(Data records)
━━━━━━
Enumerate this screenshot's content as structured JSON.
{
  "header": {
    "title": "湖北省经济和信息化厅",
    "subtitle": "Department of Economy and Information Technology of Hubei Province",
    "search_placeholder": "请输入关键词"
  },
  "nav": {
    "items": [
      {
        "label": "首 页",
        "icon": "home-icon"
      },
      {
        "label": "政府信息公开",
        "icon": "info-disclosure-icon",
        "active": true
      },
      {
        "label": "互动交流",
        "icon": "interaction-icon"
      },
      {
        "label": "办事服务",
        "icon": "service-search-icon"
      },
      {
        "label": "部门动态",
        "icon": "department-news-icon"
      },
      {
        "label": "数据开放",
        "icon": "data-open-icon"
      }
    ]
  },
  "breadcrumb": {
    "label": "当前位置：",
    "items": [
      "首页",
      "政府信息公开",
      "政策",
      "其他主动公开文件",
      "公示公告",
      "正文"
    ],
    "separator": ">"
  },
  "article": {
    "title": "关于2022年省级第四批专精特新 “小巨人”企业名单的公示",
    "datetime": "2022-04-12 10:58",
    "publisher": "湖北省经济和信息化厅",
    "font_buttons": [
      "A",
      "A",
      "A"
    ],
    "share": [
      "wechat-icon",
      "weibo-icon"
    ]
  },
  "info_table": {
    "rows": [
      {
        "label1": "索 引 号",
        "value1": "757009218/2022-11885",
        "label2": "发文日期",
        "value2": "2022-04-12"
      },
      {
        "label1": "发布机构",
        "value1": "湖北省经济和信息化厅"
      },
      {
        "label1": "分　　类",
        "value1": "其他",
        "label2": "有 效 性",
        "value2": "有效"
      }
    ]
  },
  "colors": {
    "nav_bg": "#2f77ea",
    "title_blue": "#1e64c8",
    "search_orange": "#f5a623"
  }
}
━━━━━━
OBJECTIVE
Filter for "icon". Return all lines that hold it.

PROBLEM SOLUTION
        "icon": "home-icon"
        "icon": "info-disclosure-icon",
        "icon": "interaction-icon"
        "icon": "service-search-icon"
        "icon": "department-news-icon"
        "icon": "data-open-icon"
      "wechat-icon",
      "weibo-icon"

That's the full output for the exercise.